▸ Set problem:
Go through the listing and return every line with "лаборатории" in it.
### Given entries ###
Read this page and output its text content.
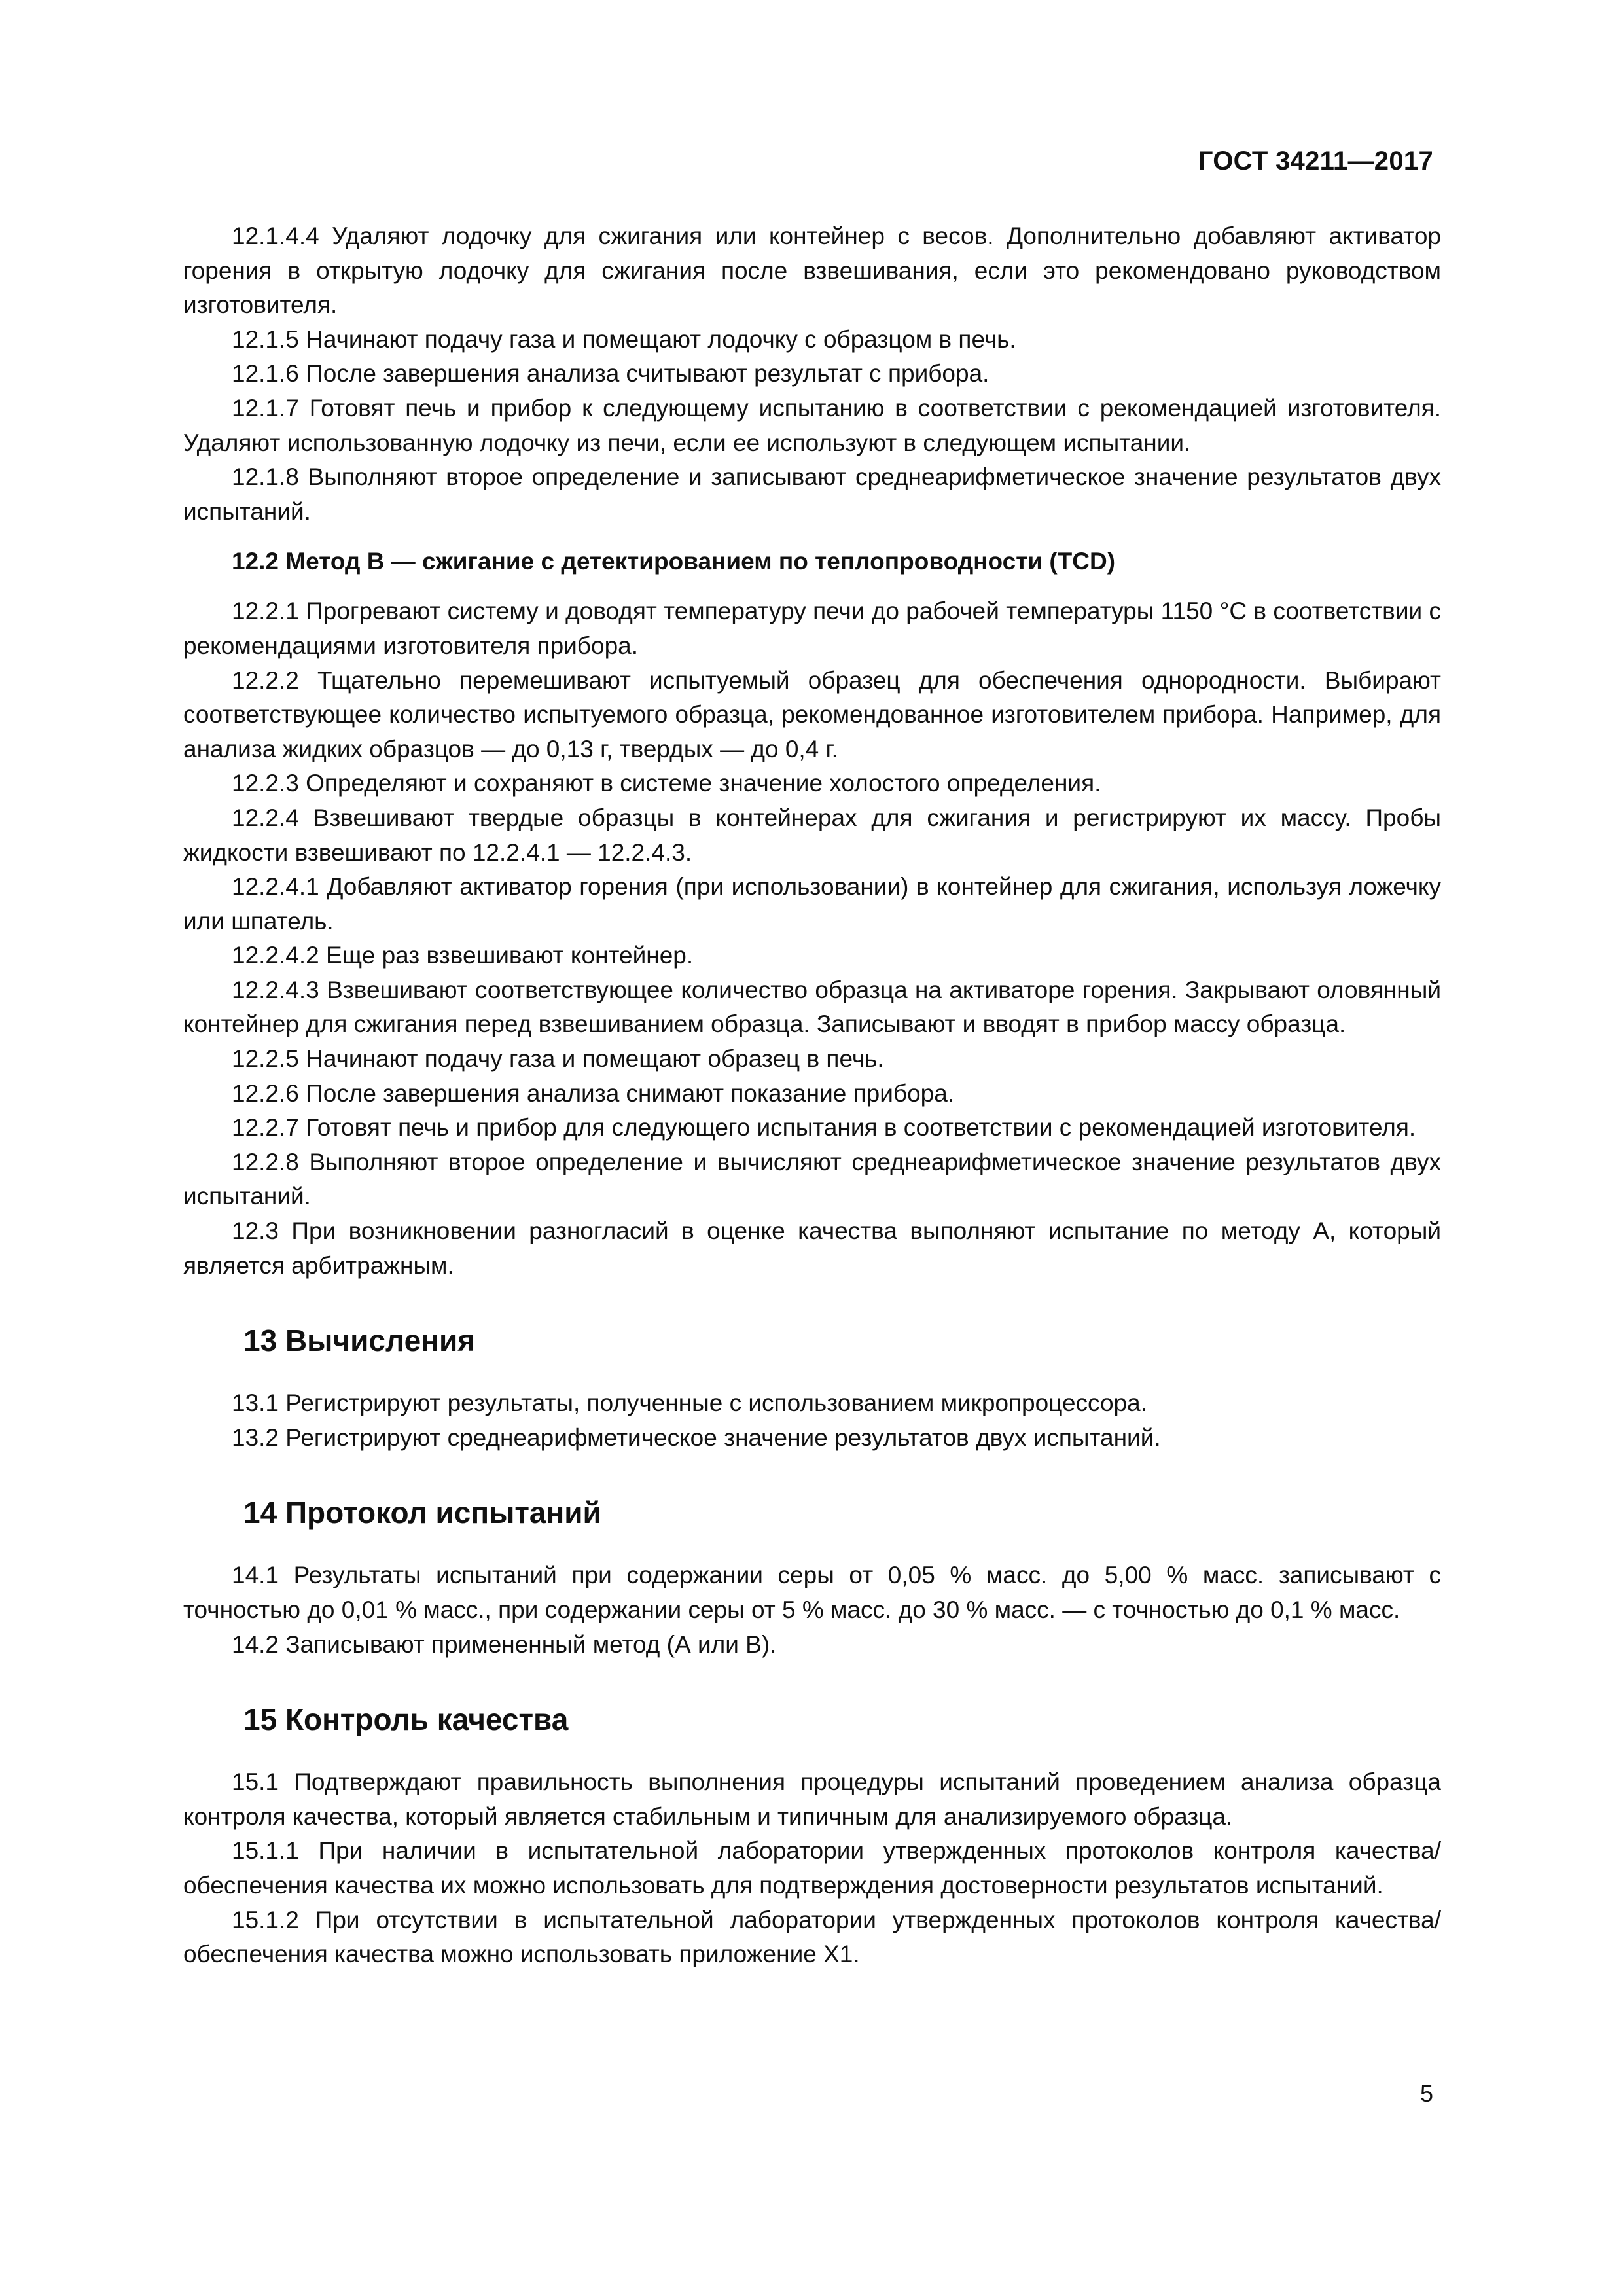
ГОСТ 34211—2017

12.1.4.4 Удаляют лодочку для сжигания или контейнер с весов. Дополнительно добавляют активатор горения в открытую лодочку для сжигания после взвешивания, если это рекомендовано руководством изготовителя.

12.1.5 Начинают подачу газа и помещают лодочку с образцом в печь.

12.1.6 После завершения анализа считывают результат с прибора.

12.1.7 Готовят печь и прибор к следующему испытанию в соответствии с рекомендацией изготовителя. Удаляют использованную лодочку из печи, если ее используют в следующем испытании.

12.1.8 Выполняют второе определение и записывают среднеарифметическое значение результатов двух испытаний.

12.2 Метод B — сжигание с детектированием по теплопроводности (TCD)

12.2.1 Прогревают систему и доводят температуру печи до рабочей температуры 1150 °С в соответствии с рекомендациями изготовителя прибора.

12.2.2 Тщательно перемешивают испытуемый образец для обеспечения однородности. Выбирают соответствующее количество испытуемого образца, рекомендованное изготовителем прибора. Например, для анализа жидких образцов — до 0,13 г, твердых — до 0,4 г.

12.2.3 Определяют и сохраняют в системе значение холостого определения.

12.2.4 Взвешивают твердые образцы в контейнерах для сжигания и регистрируют их массу. Пробы жидкости взвешивают по 12.2.4.1 — 12.2.4.3.

12.2.4.1 Добавляют активатор горения (при использовании) в контейнер для сжигания, используя ложечку или шпатель.

12.2.4.2 Еще раз взвешивают контейнер.

12.2.4.3 Взвешивают соответствующее количество образца на активаторе горения. Закрывают оловянный контейнер для сжигания перед взвешиванием образца. Записывают и вводят в прибор массу образца.

12.2.5 Начинают подачу газа и помещают образец в печь.

12.2.6 После завершения анализа снимают показание прибора.

12.2.7 Готовят печь и прибор для следующего испытания в соответствии с рекомендацией изготовителя.

12.2.8 Выполняют второе определение и вычисляют среднеарифметическое значение результатов двух испытаний.

12.3 При возникновении разногласий в оценке качества выполняют испытание по методу А, который является арбитражным.

13 Вычисления

13.1 Регистрируют результаты, полученные с использованием микропроцессора.

13.2 Регистрируют среднеарифметическое значение результатов двух испытаний.

14 Протокол испытаний

14.1 Результаты испытаний при содержании серы от 0,05 % масс. до 5,00 % масс. записывают с точностью до 0,01 % масс., при содержании серы от 5 % масс. до 30 % масс. — с точностью до 0,1 % масс.

14.2 Записывают примененный метод (А или В).

15 Контроль качества

15.1 Подтверждают правильность выполнения процедуры испытаний проведением анализа образца контроля качества, который является стабильным и типичным для анализируемого образца.

15.1.1 При наличии в испытательной лаборатории утвержденных протоколов контроля качества/обеспечения качества их можно использовать для подтверждения достоверности результатов испытаний.

15.1.2 При отсутствии в испытательной лаборатории утвержденных протоколов контроля качества/обеспечения качества можно использовать приложение Х1.

5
###
▸ Exercise output:
15.1.1 При наличии в испытательной лаборатории утвержденных протоколов контроля качества/обеспечения качества их можно использовать для подтверждения достоверности результатов испытаний.
15.1.2 При отсутствии в испытательной лаборатории утвержденных протоколов контроля качества/обеспечения качества можно использовать приложение Х1.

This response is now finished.